Transcribe sin alteraciones la parte de la noticia sobre el ataque a Pablo Aguilar que va desde "La familia Aguilar" hasta "sus dos hijos.".

━━ Fragmento seleccionado

La familia Aguilar no puede salir del espanto en el que vive. Pablo Aguilar, ex jugador de rugby de los Pumitas, recibió las 11 puñaladas en un intento de robo en su casa exactamente a un año de que su hermano mayor, Federico Aguilar (40) chocara con una yegua suelta en la Ruta Nacional 141 y murieran su mujer y sus dos hijos.
Pablo perdió en aquella tragedia del 11 de julio de 2014 a su cuñada, Ana Yossa y a sus sobrinos Santiago (3) y Ernestina (7).
Ahora, en la madrugada de este domingo, Pablo Aguilar se enfrentó a un delincuente que habría entrado a robar a su casa ubicada en calle Sarmiento 557 Sur, en Capital, y recibió 11 puñaladas.
El violento episodio se produjo en momentos que Pablo y su actual pareja, Paula Arias, estaban en el interior de la vivienda en la que no había más personas. Pablo habría enfrentado a uno de los delincuentes y se cree que otro lo atacó a traición.

━━━━
━━ Material proporcionado

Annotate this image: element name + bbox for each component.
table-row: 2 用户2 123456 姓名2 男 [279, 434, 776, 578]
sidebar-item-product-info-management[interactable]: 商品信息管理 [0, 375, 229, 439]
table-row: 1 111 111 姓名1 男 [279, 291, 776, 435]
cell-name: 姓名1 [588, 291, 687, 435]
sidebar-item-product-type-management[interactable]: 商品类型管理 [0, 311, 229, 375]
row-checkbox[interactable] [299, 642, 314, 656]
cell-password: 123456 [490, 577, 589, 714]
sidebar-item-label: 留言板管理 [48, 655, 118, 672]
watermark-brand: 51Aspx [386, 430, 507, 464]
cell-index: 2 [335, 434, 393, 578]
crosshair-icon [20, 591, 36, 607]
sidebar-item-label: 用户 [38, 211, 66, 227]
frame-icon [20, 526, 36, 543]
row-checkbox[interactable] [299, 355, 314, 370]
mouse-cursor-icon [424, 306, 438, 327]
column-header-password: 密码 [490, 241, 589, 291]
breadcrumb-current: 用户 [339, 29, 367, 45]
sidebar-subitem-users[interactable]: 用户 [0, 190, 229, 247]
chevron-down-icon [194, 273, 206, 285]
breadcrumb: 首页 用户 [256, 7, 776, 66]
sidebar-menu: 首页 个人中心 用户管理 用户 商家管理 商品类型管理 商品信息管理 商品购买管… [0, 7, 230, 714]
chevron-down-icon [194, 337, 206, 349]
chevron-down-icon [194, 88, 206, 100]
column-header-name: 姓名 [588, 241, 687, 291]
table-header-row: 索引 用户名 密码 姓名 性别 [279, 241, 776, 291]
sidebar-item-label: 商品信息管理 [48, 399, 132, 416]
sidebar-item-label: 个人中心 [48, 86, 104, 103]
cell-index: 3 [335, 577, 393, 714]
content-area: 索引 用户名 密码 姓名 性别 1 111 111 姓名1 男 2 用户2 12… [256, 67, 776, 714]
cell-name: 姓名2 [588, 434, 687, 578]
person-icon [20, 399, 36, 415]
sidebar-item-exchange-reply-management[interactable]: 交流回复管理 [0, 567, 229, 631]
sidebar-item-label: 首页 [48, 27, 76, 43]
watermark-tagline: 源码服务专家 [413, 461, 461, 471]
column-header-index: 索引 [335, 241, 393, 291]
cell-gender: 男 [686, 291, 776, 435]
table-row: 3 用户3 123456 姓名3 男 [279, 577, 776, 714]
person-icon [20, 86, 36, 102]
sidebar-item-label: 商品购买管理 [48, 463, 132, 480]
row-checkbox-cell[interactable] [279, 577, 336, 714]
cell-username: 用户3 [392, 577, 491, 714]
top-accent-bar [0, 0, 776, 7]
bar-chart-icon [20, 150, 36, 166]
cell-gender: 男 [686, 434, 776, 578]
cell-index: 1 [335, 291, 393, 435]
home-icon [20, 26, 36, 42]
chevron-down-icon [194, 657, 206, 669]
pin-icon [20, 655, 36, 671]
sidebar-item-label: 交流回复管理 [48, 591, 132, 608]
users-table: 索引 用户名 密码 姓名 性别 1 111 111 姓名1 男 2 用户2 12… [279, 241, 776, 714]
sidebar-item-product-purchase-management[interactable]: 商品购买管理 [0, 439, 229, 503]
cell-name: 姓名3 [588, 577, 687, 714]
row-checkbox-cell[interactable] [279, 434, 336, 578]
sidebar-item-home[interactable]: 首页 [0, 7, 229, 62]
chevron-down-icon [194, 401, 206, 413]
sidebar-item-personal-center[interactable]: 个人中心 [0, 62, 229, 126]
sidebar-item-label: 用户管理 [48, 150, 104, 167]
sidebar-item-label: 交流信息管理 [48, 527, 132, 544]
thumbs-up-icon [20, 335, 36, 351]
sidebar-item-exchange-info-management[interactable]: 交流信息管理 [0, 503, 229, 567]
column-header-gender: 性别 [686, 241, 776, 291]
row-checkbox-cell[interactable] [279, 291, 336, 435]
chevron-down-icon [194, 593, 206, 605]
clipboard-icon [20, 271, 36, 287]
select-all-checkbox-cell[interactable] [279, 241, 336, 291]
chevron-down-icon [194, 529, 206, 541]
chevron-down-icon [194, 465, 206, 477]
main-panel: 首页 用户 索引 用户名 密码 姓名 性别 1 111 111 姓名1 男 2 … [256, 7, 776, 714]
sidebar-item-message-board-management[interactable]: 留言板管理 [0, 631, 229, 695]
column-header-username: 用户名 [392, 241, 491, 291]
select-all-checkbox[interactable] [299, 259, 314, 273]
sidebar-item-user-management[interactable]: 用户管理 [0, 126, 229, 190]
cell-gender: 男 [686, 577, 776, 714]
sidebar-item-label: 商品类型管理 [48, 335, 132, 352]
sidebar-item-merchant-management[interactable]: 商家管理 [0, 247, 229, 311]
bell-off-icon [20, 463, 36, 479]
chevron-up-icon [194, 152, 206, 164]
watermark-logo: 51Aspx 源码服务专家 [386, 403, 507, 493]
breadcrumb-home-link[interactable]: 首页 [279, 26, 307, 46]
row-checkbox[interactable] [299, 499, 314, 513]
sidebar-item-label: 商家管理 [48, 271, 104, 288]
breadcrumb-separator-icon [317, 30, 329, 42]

━━━━

Espacio para responder:
La familia Aguilar no puede salir del espanto en el que vive. Pablo Aguilar, ex jugador de rugby de los Pumitas, recibió las 11 puñaladas en un intento de robo en su casa exactamente a un año de que su hermano mayor, Federico Aguilar (40) chocara con una yegua suelta en la Ruta Nacional 141 y murieran su mujer y sus dos hijos.